* _PROBLEM_
Pick out each line with the word "JSON" from the material that follows.

* _PROVIDED DATA_
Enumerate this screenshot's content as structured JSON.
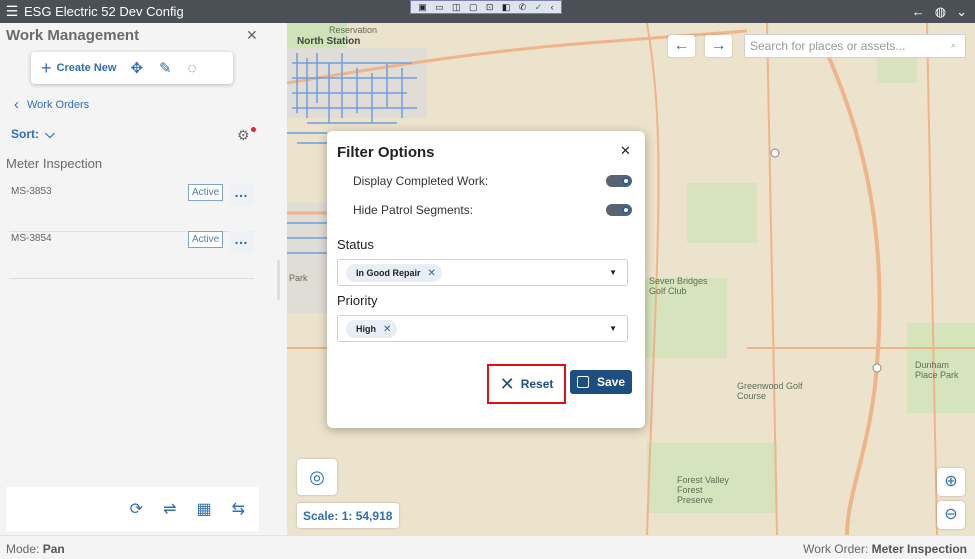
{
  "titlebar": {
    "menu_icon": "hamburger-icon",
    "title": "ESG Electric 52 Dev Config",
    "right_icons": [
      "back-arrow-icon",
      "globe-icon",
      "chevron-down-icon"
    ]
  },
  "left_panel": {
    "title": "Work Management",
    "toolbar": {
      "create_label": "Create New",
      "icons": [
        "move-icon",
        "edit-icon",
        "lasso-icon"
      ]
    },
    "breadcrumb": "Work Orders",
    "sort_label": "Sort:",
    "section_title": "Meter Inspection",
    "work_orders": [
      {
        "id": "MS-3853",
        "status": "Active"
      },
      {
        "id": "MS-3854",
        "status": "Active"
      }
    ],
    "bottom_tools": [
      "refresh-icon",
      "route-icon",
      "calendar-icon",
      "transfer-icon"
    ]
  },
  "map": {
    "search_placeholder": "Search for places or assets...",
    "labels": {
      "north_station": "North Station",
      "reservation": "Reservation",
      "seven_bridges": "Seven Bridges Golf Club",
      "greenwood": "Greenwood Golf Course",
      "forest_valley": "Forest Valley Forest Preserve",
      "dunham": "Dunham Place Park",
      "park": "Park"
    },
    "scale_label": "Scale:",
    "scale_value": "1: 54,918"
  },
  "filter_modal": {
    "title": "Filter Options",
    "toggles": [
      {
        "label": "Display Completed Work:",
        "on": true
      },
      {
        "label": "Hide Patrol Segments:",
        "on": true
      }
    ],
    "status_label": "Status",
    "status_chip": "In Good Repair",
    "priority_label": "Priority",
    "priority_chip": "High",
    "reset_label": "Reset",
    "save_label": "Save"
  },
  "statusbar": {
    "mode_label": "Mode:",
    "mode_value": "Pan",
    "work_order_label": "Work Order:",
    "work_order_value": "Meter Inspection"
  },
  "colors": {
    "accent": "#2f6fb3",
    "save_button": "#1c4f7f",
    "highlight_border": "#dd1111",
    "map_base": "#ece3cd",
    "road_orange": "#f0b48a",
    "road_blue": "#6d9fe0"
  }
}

--

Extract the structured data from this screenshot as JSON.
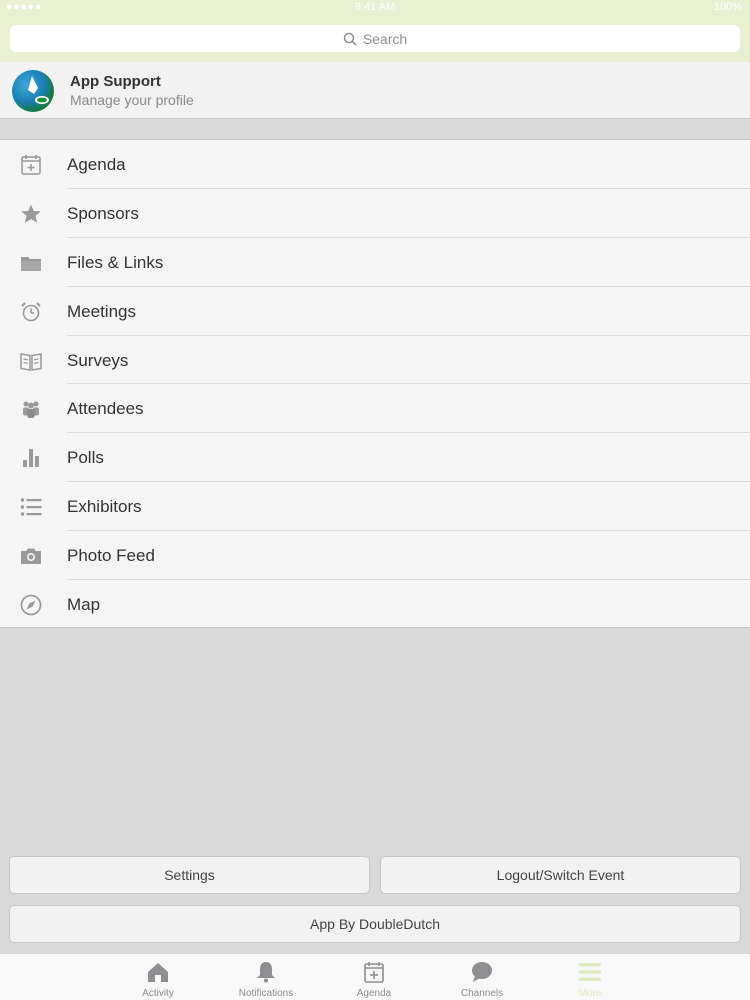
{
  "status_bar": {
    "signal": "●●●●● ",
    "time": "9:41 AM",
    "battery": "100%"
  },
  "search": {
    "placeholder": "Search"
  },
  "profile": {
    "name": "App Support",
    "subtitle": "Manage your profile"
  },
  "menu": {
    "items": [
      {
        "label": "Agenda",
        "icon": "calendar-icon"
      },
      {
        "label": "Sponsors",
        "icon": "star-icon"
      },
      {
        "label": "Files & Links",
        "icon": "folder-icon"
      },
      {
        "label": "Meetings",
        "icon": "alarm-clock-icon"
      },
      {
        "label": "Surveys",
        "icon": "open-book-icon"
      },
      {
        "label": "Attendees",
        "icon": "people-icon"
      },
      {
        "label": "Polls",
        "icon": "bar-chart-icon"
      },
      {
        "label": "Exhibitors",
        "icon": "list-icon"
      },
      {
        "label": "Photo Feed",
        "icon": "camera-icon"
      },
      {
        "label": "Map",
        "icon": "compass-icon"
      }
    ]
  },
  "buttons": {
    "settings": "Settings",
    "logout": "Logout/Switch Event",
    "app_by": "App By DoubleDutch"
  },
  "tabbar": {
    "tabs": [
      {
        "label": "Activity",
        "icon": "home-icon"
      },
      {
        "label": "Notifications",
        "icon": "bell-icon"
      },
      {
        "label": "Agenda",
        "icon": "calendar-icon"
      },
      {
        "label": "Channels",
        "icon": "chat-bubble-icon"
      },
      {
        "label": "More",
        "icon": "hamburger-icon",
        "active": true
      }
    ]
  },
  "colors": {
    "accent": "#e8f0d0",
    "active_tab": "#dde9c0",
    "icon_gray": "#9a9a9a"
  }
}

* _RESPONSE TO THIS EXERCISE_
Enumerate this screenshot's content as structured JSON.
Extract the structured data from this screenshot as JSON.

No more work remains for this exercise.